Source records ::

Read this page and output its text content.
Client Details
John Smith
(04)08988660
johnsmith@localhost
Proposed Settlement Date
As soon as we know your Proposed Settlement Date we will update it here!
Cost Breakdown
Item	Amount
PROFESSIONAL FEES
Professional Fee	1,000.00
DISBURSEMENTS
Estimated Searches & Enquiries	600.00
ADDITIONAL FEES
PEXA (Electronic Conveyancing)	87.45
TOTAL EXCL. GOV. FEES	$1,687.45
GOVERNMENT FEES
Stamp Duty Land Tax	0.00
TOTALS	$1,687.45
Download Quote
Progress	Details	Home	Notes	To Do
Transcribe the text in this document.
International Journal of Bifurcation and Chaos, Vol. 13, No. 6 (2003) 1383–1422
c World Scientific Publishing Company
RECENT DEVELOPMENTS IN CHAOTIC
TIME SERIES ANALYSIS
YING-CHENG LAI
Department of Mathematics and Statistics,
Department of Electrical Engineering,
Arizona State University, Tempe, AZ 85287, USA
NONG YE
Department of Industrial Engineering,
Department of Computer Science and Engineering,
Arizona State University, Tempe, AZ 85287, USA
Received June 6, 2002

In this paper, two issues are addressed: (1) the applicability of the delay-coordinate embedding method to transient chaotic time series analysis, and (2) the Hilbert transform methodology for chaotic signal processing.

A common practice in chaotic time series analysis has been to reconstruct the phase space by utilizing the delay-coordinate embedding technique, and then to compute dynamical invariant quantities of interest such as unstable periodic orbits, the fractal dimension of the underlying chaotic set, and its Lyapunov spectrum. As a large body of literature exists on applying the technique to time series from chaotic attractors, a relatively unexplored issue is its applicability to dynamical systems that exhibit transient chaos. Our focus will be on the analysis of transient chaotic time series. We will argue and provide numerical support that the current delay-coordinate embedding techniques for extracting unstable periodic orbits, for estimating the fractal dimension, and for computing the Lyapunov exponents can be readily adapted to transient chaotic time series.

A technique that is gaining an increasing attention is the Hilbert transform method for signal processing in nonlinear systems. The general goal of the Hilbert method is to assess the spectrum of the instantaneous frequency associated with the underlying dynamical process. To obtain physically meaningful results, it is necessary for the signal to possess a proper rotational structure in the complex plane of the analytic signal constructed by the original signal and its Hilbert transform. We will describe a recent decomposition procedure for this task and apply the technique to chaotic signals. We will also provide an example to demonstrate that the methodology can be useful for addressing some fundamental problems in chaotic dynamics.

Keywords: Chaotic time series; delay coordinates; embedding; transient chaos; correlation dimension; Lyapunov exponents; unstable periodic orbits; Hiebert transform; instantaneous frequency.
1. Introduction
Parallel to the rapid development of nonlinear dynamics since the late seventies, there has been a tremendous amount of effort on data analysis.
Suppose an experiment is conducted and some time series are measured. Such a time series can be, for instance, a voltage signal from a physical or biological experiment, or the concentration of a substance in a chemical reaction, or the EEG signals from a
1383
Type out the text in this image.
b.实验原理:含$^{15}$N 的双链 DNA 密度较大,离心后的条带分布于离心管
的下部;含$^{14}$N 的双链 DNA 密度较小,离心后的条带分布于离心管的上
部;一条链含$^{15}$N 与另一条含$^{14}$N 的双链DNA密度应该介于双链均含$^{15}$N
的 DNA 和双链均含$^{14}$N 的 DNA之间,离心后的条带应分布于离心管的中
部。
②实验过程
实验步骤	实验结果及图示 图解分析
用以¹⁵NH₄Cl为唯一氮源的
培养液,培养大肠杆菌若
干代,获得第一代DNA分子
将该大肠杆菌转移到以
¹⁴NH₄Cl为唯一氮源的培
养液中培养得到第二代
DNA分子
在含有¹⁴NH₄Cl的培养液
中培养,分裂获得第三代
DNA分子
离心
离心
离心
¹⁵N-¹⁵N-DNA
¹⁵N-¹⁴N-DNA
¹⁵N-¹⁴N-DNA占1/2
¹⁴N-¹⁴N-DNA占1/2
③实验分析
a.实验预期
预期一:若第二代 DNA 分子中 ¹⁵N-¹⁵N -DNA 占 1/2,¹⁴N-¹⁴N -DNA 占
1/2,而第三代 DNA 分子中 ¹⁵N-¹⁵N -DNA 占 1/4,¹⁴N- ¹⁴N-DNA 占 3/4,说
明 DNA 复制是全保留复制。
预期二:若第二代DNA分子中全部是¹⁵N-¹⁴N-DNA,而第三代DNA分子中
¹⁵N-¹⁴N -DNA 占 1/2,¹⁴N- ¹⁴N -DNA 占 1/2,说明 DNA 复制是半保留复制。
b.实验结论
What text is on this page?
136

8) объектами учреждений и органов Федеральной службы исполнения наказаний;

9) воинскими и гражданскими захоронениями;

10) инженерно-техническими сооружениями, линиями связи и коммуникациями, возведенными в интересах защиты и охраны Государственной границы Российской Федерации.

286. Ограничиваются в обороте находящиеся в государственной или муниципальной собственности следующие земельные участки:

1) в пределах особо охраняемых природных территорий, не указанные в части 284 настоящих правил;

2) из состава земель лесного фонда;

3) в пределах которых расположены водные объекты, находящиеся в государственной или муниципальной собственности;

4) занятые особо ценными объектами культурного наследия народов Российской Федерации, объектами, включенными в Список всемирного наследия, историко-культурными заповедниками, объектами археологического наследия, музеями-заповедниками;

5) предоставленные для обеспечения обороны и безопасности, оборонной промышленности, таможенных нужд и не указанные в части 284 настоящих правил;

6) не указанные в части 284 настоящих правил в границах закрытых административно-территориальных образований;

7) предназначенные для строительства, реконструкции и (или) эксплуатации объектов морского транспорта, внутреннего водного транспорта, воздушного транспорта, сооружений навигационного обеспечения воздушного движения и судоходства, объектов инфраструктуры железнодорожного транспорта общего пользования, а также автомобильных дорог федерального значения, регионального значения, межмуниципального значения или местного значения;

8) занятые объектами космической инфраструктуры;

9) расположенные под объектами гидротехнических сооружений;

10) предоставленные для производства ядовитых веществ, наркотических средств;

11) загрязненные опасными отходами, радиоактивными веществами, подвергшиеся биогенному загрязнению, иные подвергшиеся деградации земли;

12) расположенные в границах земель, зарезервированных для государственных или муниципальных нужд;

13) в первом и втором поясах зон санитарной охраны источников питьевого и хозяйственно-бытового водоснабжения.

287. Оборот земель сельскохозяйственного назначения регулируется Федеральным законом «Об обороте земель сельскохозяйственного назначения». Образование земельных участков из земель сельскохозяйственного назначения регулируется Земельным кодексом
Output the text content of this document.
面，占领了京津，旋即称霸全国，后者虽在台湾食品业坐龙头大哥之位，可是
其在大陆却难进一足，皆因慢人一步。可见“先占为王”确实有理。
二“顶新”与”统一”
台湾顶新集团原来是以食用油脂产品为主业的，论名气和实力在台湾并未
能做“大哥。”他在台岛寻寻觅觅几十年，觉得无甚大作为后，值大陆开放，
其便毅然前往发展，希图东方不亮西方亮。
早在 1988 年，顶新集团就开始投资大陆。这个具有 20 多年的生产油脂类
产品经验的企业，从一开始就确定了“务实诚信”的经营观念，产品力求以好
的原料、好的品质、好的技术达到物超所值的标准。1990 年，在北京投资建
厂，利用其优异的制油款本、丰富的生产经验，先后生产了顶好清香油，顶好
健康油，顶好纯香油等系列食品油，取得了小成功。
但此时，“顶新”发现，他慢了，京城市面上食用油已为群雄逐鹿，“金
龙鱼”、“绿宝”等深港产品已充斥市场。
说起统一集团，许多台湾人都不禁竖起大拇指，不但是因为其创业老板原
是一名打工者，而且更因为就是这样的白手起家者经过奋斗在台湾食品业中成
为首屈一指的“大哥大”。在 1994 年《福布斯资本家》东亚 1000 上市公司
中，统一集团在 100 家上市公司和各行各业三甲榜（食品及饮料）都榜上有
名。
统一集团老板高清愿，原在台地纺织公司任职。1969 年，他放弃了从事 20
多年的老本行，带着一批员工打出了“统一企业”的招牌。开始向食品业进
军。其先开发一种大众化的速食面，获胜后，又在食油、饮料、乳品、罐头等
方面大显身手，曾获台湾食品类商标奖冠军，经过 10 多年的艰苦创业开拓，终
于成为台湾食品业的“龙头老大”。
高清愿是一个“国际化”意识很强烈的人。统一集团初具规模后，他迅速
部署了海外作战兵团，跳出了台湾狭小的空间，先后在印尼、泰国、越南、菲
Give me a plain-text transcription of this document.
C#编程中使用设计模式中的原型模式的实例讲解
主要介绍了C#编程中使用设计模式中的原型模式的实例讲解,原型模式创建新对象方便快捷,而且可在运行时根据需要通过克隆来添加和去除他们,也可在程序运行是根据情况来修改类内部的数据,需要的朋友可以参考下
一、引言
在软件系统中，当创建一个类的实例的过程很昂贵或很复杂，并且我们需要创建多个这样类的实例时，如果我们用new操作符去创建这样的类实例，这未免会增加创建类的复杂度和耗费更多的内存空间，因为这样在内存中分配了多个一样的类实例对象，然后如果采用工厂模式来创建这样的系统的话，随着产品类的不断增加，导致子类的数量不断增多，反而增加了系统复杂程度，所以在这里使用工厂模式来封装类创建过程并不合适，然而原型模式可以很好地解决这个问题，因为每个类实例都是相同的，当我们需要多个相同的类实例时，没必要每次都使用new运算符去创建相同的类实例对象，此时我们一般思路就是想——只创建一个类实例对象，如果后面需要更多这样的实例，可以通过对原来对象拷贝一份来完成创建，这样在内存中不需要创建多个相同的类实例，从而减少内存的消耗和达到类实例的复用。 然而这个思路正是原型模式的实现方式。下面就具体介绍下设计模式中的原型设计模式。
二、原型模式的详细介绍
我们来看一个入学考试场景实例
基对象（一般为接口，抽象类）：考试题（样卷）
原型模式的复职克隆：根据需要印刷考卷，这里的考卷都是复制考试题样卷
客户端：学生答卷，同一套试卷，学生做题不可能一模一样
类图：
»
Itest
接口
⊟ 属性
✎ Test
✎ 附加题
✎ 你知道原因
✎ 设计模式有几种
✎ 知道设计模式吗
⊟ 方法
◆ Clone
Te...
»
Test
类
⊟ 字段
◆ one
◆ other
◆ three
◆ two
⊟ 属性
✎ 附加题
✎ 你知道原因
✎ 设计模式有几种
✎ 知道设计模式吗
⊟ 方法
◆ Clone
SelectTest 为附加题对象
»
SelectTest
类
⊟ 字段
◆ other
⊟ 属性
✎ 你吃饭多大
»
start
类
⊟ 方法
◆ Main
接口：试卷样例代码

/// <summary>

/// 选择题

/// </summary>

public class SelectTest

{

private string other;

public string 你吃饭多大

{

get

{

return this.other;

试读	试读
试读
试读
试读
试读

Requirement :: Return the lines of the records that include the string "periodic".

Expected output ::
A common practice in chaotic time series analysis has been to reconstruct the phase space by utilizing the delay-coordinate embedding technique, and then to compute dynamical invariant quantities of interest such as unstable periodic orbits, the fractal dimension of the underlying chaotic set, and its Lyapunov spectrum. As a large body of literature exists on applying the technique to time series from chaotic attractors, a relatively unexplored issue is its applicability to dynamical systems that exhibit transient chaos. Our focus will be on the analysis of transient chaotic time series. We will argue and provide numerical support that the current delay-coordinate embedding techniques for extracting unstable periodic orbits, for estimating the fractal dimension, and for computing the Lyapunov exponents can be readily adapted to transient chaotic time series.
Keywords: Chaotic time series; delay coordinates; embedding; transient chaos; correlation dimension; Lyapunov exponents; unstable periodic orbits; Hiebert transform; instantaneous frequency.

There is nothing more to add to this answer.